▶ _TASK STATEMENT_
Copy out the whole listing exactly as written, leaving the pictures behind.

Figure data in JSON
************
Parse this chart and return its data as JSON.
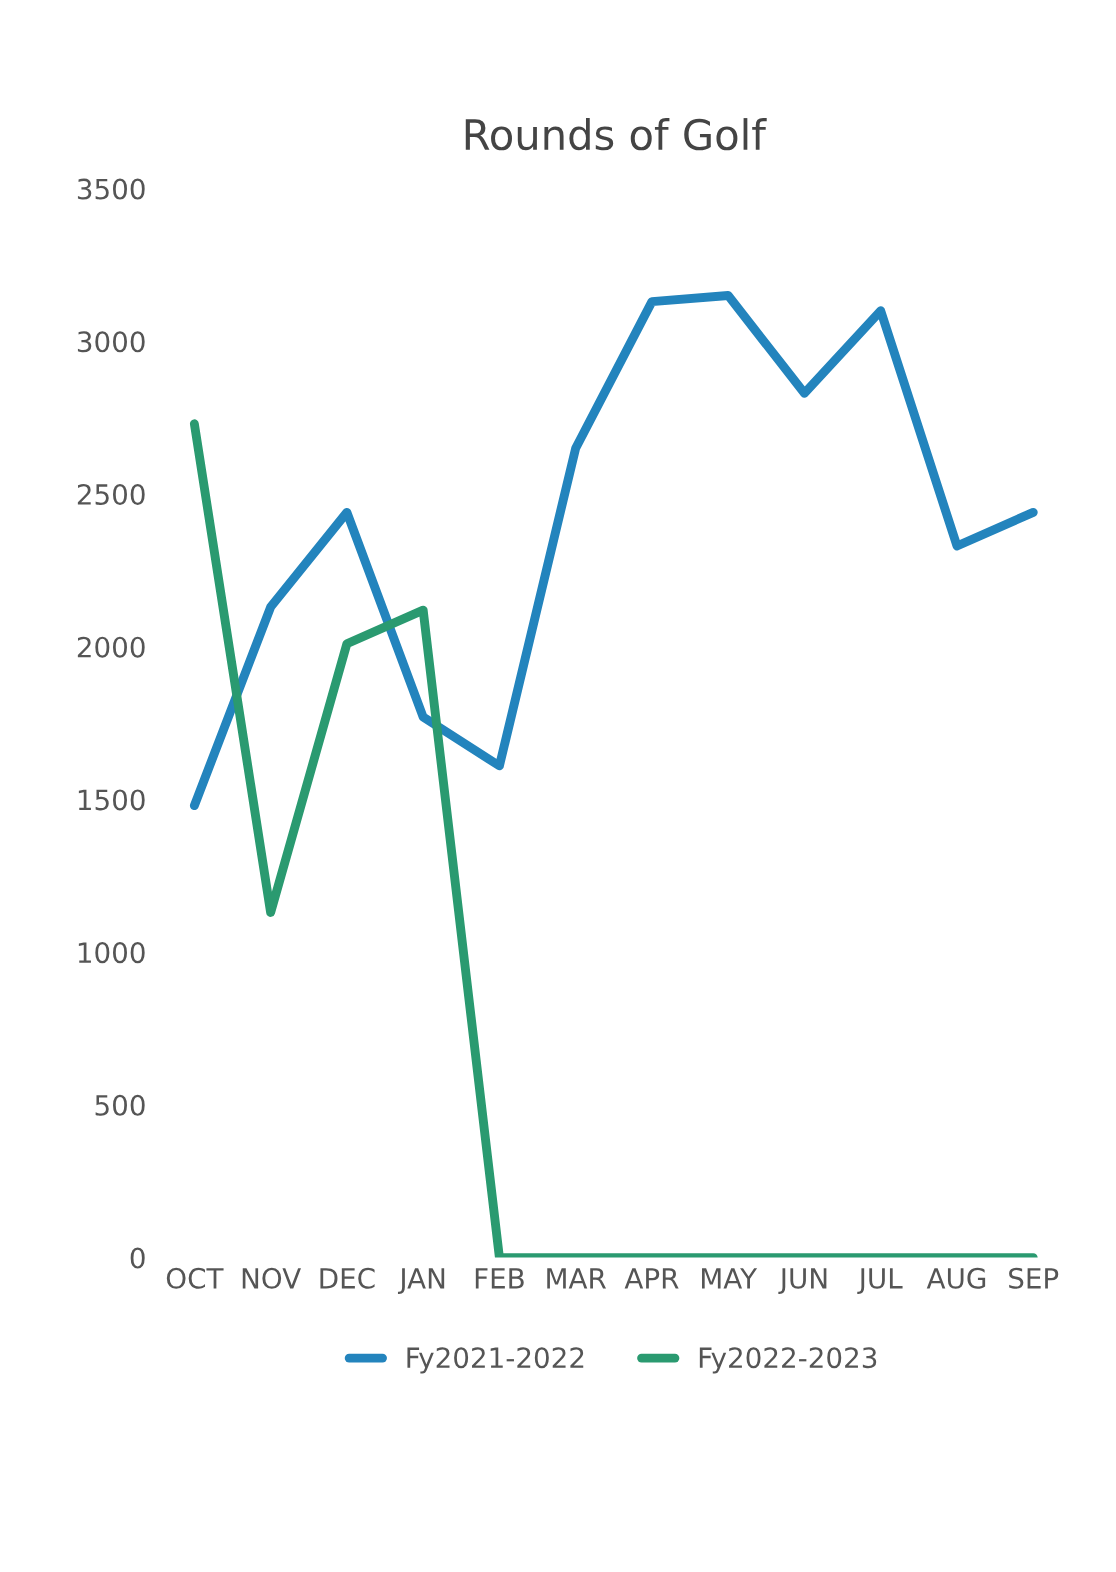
{
  "chart_data": {
    "type": "line",
    "title": "Rounds of Golf",
    "categories": [
      "OCT",
      "NOV",
      "DEC",
      "JAN",
      "FEB",
      "MAR",
      "APR",
      "MAY",
      "JUN",
      "JUL",
      "AUG",
      "SEP"
    ],
    "series": [
      {
        "name": "Fy2021-2022",
        "color": "#2384bd",
        "values": [
          1480,
          2130,
          2440,
          1770,
          1610,
          2650,
          3130,
          3150,
          2830,
          3100,
          2330,
          2440
        ]
      },
      {
        "name": "Fy2022-2023",
        "color": "#2a9a70",
        "values": [
          2730,
          1130,
          2010,
          2120,
          0,
          0,
          0,
          0,
          0,
          0,
          0,
          0
        ]
      }
    ],
    "ylim": [
      0,
      3500
    ],
    "yticks": [
      0,
      500,
      1000,
      1500,
      2000,
      2500,
      3000,
      3500
    ],
    "grid": false,
    "legend": "bottom",
    "line_style": "solid",
    "marker": "none"
  }
}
************
▶ _COMPLETE RESPONSE_
Parse this chart and return its data as JSON.
{
  "chart_data": {
    "type": "line",
    "title": "Rounds of Golf",
    "categories": [
      "OCT",
      "NOV",
      "DEC",
      "JAN",
      "FEB",
      "MAR",
      "APR",
      "MAY",
      "JUN",
      "JUL",
      "AUG",
      "SEP"
    ],
    "series": [
      {
        "name": "Fy2021-2022",
        "color": "#2384bd",
        "values": [
          1480,
          2130,
          2440,
          1770,
          1610,
          2650,
          3130,
          3150,
          2830,
          3100,
          2330,
          2440
        ]
      },
      {
        "name": "Fy2022-2023",
        "color": "#2a9a70",
        "values": [
          2730,
          1130,
          2010,
          2120,
          0,
          0,
          0,
          0,
          0,
          0,
          0,
          0
        ]
      }
    ],
    "ylim": [
      0,
      3500
    ],
    "yticks": [
      0,
      500,
      1000,
      1500,
      2000,
      2500,
      3000,
      3500
    ],
    "grid": false,
    "legend": "bottom",
    "line_style": "solid",
    "marker": "none"
  }
}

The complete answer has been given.